Copy the line with "Read this page and output its text content." and all lines following it through the last line of the entries, exactly as written.

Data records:
§

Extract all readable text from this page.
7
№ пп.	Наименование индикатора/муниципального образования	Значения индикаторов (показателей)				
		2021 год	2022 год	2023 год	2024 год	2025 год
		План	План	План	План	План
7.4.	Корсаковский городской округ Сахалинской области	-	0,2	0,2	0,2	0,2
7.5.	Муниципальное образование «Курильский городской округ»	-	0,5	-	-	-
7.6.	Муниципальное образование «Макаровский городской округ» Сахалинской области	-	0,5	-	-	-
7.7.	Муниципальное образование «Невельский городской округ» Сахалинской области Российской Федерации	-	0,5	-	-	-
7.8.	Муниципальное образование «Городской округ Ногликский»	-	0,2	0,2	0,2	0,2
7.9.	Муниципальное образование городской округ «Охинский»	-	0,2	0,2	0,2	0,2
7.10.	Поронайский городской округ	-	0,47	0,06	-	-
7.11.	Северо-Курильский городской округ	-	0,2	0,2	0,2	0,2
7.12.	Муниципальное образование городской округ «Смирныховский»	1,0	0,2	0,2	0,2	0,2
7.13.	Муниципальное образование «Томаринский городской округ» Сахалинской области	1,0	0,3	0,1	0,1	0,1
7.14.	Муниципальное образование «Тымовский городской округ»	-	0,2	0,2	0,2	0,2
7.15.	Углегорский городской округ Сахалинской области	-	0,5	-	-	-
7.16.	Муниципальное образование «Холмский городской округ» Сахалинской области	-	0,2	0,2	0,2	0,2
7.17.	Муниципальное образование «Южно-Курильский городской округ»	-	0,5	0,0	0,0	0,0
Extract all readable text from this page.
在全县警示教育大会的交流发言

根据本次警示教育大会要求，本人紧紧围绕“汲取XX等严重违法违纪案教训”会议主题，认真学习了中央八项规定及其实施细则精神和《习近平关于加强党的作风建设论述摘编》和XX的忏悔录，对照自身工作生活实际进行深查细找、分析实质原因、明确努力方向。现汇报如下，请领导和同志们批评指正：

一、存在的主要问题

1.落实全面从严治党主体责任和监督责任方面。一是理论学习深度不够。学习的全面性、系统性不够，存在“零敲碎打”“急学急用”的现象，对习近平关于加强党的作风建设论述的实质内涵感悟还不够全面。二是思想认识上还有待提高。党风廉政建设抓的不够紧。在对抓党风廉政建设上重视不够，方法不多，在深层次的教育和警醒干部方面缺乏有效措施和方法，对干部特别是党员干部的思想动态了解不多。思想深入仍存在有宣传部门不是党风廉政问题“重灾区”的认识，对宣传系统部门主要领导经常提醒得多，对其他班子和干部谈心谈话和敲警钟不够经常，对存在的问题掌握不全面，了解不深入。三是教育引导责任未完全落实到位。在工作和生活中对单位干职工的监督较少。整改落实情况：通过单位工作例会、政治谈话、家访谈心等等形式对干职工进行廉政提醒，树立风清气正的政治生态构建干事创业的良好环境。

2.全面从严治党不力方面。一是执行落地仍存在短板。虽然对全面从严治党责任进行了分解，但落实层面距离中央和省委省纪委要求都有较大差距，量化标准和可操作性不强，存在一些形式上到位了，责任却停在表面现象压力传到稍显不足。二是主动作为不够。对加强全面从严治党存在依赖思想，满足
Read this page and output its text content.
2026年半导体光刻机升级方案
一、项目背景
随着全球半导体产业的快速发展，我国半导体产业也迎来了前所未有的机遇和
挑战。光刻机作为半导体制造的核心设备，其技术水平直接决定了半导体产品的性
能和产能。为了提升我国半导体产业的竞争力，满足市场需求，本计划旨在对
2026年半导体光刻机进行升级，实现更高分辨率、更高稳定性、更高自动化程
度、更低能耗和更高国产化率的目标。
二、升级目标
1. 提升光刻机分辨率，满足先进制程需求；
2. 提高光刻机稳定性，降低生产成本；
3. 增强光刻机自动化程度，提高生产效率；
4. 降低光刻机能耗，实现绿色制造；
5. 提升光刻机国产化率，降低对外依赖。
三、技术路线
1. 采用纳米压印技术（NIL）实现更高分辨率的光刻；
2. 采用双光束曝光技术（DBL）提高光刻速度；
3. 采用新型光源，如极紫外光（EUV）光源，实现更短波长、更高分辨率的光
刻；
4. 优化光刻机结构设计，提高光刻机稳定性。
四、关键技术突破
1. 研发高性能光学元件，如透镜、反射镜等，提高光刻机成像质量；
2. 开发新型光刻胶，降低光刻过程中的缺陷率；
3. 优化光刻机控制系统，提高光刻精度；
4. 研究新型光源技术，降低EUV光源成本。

§

Completed task.
Read this page and output its text content.
2026年半导体光刻机升级方案
一、项目背景
随着全球半导体产业的快速发展，我国半导体产业也迎来了前所未有的机遇和
挑战。光刻机作为半导体制造的核心设备，其技术水平直接决定了半导体产品的性
能和产能。为了提升我国半导体产业的竞争力，满足市场需求，本计划旨在对
2026年半导体光刻机进行升级，实现更高分辨率、更高稳定性、更高自动化程
度、更低能耗和更高国产化率的目标。
二、升级目标
1. 提升光刻机分辨率，满足先进制程需求；
2. 提高光刻机稳定性，降低生产成本；
3. 增强光刻机自动化程度，提高生产效率；
4. 降低光刻机能耗，实现绿色制造；
5. 提升光刻机国产化率，降低对外依赖。
三、技术路线
1. 采用纳米压印技术（NIL）实现更高分辨率的光刻；
2. 采用双光束曝光技术（DBL）提高光刻速度；
3. 采用新型光源，如极紫外光（EUV）光源，实现更短波长、更高分辨率的光
刻；
4. 优化光刻机结构设计，提高光刻机稳定性。
四、关键技术突破
1. 研发高性能光学元件，如透镜、反射镜等，提高光刻机成像质量；
2. 开发新型光刻胶，降低光刻过程中的缺陷率；
3. 优化光刻机控制系统，提高光刻精度；
4. 研究新型光源技术，降低EUV光源成本。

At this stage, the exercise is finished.